税金の種類により、大まかには2つの方法が存在します。

申告納税方式

申告納税方式とは、その年の所得を確定させた後に、自分で納税額を計算して税額を納める方式です。
税額を自分で計算することで税金がいくらかかっているのかを把握できるだけではなく、どこで節税ができるかといったやりくりも考えることができます。

確定申告後の納税は申告納税方式で

申告納税方式において所得を確定させて税額を申告する手続きが、確定申告です。
そのため、確定申告を行う人は、おのずと申告納税方式を選択していることになります。
確定申告は、毎年2月15日~3月15日の間に行い、納付期限も3月15日までとされています。

賦課課税方式

賦課課税方式とは、固定資産税や不動産取得税といったあらかじめ登録された財産に対する税金において、国が適正額を計算して納付を求めるものです。
したがって、賦課課税方式の税金は、納付時期をしっかり覚えて納付の準備をすることが必要です。

所得税や消費税などの納付方法の種類


所得税や消費税は、以下のようなものから納付方法を選ぶことができます。

窓口での納付

事業所がある地域を管轄する税務署に出向き、窓口で直接納付する方法です。納税額を現金で持参し、納付を行います。
金融機関でも納付を受け付けているため、最寄りの金融機関を利用しても良いです。

振替納税

あらかじめ税務署や金融機関に登録した銀行口座から、税額を引き落とされるものです。
振替日は本来の納付期限から少し後であるため、その間に税額を準備することも可能です。

ただし、この方法を選択する場合は、前もって税務署もしくは金融機関に「口座振替依頼書」を提出しなければなりません。

コンビニでの納付

e-Taxなどで自分の納税額の情報が記載されたQRコードを発行し、コンビニに設置されているキオスク端末(各種支払いや手続きが行える端末機)でバーコードを出力します。
このバーコードをレジで読み取ってもらうことで、納税が可能です。キオスク端末が設置されている一部のコンビニのみ利用できます。

e-Taxを利用したダイレクト納付

e-Taxを利用している方なら、ダイレクト納付という方法もあります。事前にe-Tax経由で申請を行った後、口座振替で税金を納付できるシステムです。
この方法では振替日を自分で設定することができるため、都合に合わせて余裕を持った納税ができます。

スマホアプリでの納付

スマートフォンの電子決済アプリのなかで、QRコードを利用した決済が行えるアプリを利用して税金を納付できます。
「国税スマートフォン決済専用サイト」にアクセスし手続きを行うことで、電子決済アプリの残高から納税します。

クレジットカードでの納付

クレジットカードでの納付の場合は、「国税クレジットカードお支払いサイト」へアクセスし、カード情報などを入力することで納税が完了します。

> 設問 1: 掲載文によると、確定申告は毎年いつからいつまでの間に行うか答えなさい。

> 行一覧:
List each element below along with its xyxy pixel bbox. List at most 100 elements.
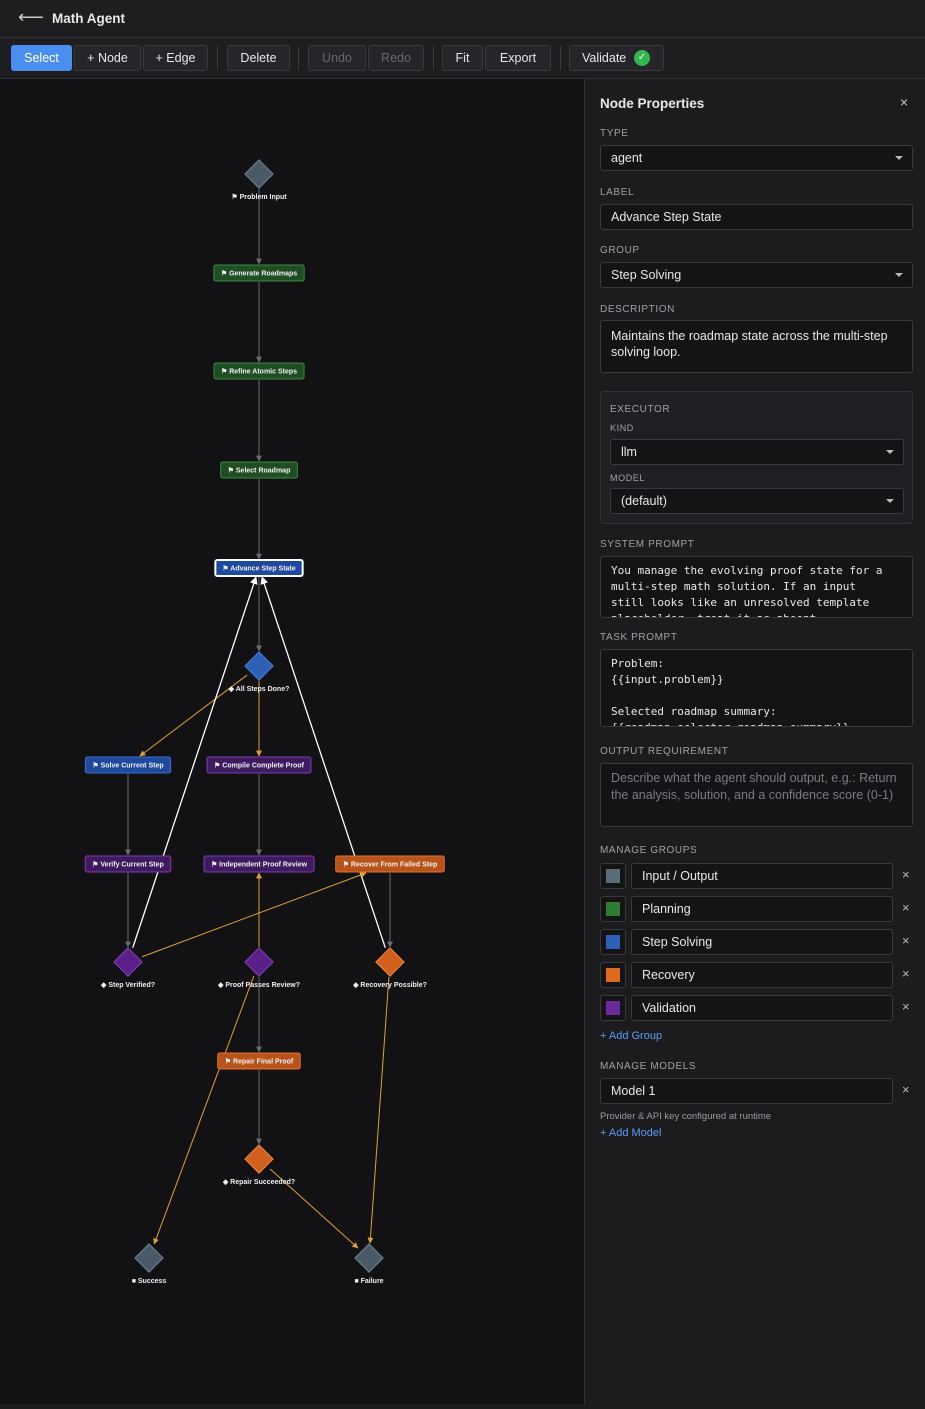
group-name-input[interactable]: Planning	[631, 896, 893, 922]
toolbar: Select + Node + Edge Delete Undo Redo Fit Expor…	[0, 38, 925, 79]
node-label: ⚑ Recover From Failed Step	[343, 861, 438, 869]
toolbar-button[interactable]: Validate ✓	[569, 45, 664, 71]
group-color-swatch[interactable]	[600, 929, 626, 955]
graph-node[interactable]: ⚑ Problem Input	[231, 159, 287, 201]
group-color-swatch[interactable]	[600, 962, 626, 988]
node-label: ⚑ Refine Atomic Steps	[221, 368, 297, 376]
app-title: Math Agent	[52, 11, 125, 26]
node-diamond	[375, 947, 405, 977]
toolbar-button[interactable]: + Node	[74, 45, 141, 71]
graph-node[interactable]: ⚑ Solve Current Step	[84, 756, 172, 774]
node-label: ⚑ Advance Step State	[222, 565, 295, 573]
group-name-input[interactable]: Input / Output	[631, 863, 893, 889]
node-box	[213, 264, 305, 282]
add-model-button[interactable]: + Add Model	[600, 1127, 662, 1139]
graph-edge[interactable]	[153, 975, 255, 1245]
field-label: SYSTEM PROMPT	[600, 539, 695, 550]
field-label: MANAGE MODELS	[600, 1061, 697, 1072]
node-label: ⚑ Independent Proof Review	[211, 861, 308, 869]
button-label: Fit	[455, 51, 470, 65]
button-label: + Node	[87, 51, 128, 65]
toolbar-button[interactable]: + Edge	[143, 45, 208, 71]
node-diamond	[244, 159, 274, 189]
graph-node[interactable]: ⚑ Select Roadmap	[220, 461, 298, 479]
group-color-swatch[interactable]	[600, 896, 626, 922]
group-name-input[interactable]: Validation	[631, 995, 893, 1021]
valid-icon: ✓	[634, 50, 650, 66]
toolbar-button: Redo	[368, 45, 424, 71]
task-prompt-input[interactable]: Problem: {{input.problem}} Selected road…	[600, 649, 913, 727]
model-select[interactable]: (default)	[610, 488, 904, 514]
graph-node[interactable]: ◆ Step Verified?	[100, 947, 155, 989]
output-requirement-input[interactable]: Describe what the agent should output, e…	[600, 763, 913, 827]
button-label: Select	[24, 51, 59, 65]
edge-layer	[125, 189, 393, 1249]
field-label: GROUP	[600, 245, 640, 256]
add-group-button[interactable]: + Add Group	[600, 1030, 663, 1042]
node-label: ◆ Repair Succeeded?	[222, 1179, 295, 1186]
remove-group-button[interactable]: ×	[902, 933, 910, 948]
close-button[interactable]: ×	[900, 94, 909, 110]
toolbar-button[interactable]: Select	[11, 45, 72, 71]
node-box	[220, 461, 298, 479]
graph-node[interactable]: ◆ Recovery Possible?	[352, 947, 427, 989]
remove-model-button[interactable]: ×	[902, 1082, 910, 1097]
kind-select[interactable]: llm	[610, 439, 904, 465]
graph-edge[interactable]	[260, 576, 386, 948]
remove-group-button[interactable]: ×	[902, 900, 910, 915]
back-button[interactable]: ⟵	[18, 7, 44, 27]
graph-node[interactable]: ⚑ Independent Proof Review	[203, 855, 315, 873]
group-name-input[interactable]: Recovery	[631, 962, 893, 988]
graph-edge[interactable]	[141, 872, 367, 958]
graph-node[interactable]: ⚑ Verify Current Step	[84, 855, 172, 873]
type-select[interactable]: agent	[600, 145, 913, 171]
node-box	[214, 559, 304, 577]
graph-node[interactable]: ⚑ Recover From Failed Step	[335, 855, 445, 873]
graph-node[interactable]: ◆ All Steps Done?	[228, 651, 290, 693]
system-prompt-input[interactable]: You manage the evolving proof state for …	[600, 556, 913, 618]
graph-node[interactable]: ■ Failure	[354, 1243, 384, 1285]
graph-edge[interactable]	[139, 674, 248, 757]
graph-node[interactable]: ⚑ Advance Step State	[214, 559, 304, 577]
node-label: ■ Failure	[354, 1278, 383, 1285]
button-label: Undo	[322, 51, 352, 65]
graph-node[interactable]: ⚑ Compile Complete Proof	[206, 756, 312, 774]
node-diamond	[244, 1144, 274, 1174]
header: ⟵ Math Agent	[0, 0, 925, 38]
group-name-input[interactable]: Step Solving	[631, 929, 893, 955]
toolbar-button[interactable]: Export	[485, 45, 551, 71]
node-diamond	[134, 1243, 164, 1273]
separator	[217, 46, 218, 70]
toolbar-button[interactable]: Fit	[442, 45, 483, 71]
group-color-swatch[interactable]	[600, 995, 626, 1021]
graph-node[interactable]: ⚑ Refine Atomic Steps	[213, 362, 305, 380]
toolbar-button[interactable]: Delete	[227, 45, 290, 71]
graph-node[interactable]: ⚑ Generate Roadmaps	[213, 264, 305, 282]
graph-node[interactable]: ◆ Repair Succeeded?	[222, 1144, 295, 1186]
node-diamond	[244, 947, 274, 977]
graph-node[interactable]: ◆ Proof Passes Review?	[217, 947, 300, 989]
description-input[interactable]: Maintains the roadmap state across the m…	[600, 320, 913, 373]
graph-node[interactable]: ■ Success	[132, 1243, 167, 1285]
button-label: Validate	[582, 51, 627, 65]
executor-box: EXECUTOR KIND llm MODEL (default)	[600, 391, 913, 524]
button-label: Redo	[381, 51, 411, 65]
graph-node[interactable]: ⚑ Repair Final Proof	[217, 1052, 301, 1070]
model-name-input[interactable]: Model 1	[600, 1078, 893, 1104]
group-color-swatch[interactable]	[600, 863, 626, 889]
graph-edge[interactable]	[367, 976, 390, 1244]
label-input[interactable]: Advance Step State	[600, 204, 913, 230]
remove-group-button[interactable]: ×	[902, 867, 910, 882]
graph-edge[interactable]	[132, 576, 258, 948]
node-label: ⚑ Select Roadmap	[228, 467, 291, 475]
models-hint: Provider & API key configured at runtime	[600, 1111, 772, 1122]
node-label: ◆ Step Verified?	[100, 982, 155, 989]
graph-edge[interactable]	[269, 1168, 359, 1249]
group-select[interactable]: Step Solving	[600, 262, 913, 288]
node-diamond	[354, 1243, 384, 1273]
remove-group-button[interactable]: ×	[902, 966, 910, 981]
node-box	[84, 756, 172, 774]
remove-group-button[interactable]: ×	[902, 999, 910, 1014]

==

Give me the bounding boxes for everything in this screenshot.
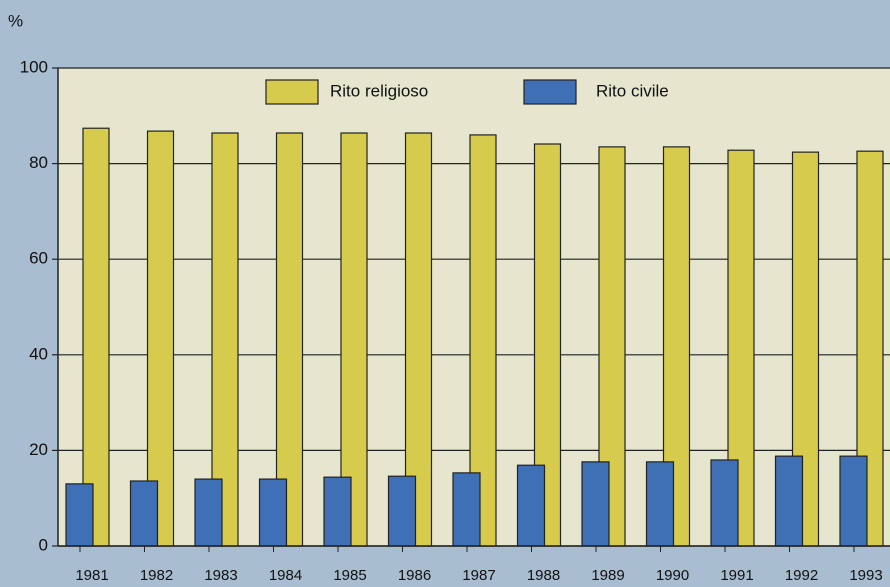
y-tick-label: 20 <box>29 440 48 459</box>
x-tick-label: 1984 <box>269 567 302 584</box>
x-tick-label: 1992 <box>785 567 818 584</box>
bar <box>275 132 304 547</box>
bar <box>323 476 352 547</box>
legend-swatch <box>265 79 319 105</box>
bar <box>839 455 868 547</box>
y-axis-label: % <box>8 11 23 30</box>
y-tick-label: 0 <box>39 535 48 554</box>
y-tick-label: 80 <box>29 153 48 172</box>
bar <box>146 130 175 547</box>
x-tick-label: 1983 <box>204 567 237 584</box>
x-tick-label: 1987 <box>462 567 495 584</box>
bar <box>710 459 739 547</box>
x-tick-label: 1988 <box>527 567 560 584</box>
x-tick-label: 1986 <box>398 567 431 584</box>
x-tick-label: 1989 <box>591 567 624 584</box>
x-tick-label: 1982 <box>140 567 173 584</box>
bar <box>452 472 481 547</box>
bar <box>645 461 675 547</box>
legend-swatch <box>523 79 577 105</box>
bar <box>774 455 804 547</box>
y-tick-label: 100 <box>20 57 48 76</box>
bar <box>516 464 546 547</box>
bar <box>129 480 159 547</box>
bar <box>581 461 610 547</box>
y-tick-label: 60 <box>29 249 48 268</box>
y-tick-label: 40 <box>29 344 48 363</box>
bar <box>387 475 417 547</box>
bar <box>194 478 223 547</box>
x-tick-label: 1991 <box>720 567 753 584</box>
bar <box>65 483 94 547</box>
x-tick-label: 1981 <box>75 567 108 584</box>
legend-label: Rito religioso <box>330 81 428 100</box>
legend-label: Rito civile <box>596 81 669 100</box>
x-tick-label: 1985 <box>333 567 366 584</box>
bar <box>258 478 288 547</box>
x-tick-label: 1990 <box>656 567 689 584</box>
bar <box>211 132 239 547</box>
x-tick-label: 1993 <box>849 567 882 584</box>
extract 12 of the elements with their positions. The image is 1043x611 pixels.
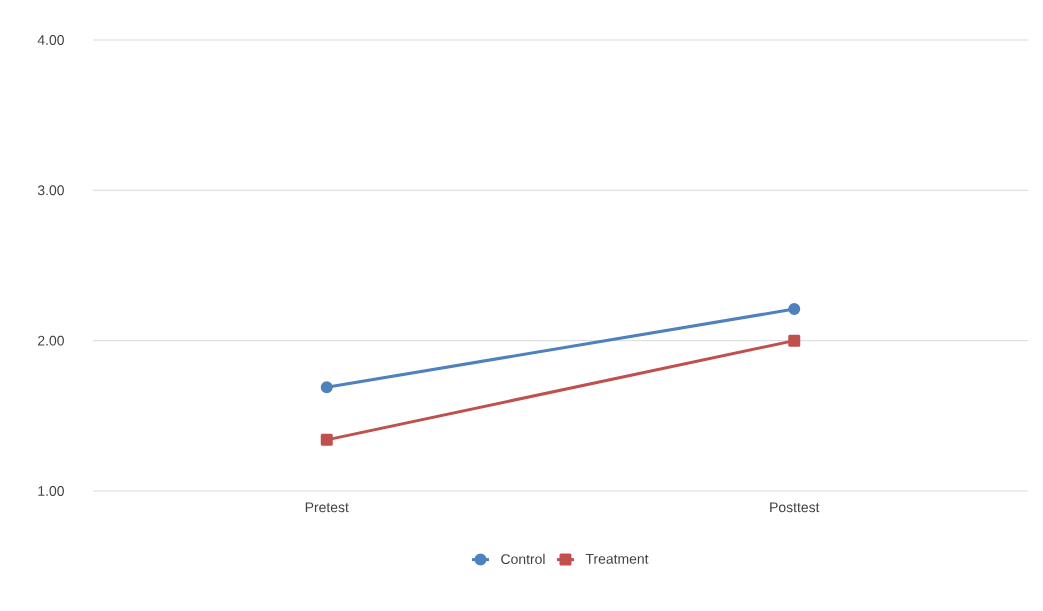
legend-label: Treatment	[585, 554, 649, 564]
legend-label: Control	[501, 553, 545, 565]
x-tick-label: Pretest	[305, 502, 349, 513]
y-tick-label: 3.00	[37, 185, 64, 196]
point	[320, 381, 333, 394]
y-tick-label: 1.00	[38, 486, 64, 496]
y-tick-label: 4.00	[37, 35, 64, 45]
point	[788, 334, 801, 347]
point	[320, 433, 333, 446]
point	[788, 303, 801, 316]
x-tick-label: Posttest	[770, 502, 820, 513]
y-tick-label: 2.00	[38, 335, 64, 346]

...

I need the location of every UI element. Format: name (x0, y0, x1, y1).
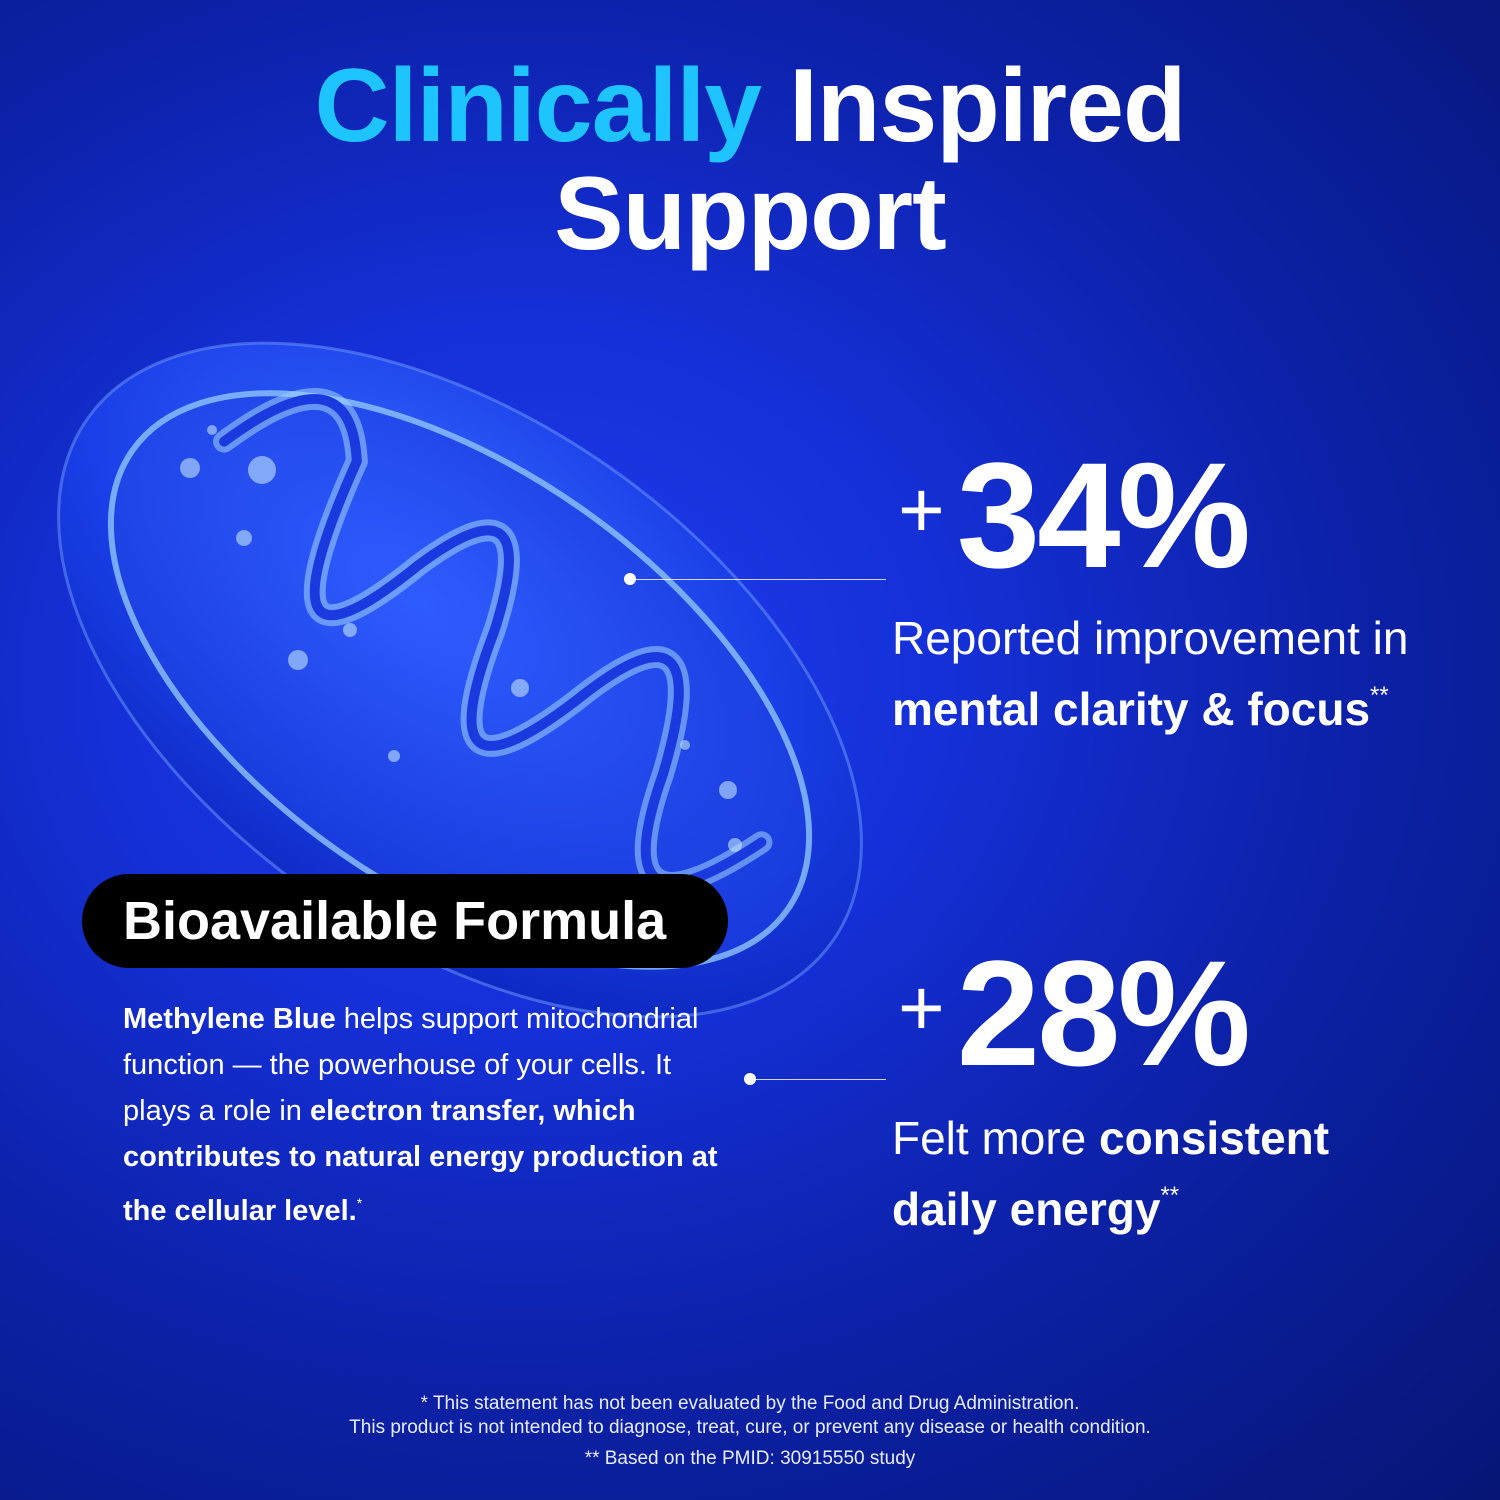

> 設問 2: エントリのうち、「List each element」を含む行から「node-label: ◆ Repair」を含む行までを、両端の行も含めてそのまま書き写しなさい。画像は回答に含めないこと。

> 演習結果 1: 毎年2月15日から3月15日までの間です。

> 演習結果 2:
List each element below along with its xyxy pixel bbox. List at most 100 elements.
group-name-input[interactable]: Planning	[631, 896, 893, 922]
toolbar: Select + Node + Edge Delete Undo Redo Fit Expor…	[0, 38, 925, 79]
node-label: ⚑ Recover From Failed Step	[343, 861, 438, 869]
toolbar-button[interactable]: Validate ✓	[569, 45, 664, 71]
group-color-swatch[interactable]	[600, 929, 626, 955]
graph-node[interactable]: ⚑ Problem Input	[231, 159, 287, 201]
group-color-swatch[interactable]	[600, 962, 626, 988]
node-label: ⚑ Refine Atomic Steps	[221, 368, 297, 376]
app-title: Math Agent	[52, 11, 125, 26]
node-diamond	[375, 947, 405, 977]
toolbar-button[interactable]: + Node	[74, 45, 141, 71]
graph-node[interactable]: ⚑ Solve Current Step	[84, 756, 172, 774]
node-label: ⚑ Advance Step State	[222, 565, 295, 573]
group-name-input[interactable]: Input / Output	[631, 863, 893, 889]
node-box	[213, 264, 305, 282]
add-model-button[interactable]: + Add Model	[600, 1127, 662, 1139]
graph-edge[interactable]	[153, 975, 255, 1245]
field-label: SYSTEM PROMPT	[600, 539, 695, 550]
field-label: MANAGE MODELS	[600, 1061, 697, 1072]
node-label: ⚑ Independent Proof Review	[211, 861, 308, 869]
button-label: Fit	[455, 51, 470, 65]
button-label: + Node	[87, 51, 128, 65]
toolbar-button[interactable]: + Edge	[143, 45, 208, 71]
node-diamond	[244, 159, 274, 189]
graph-node[interactable]: ⚑ Select Roadmap	[220, 461, 298, 479]
group-color-swatch[interactable]	[600, 896, 626, 922]
group-name-input[interactable]: Validation	[631, 995, 893, 1021]
valid-icon: ✓	[634, 50, 650, 66]
toolbar-button: Redo	[368, 45, 424, 71]
task-prompt-input[interactable]: Problem: {{input.problem}} Selected road…	[600, 649, 913, 727]
model-select[interactable]: (default)	[610, 488, 904, 514]
graph-node[interactable]: ◆ Step Verified?	[100, 947, 155, 989]
output-requirement-input[interactable]: Describe what the agent should output, e…	[600, 763, 913, 827]
button-label: Select	[24, 51, 59, 65]
edge-layer	[125, 189, 393, 1249]
field-label: GROUP	[600, 245, 640, 256]
add-group-button[interactable]: + Add Group	[600, 1030, 663, 1042]
node-label: ◆ Repair Succeeded?	[222, 1179, 295, 1186]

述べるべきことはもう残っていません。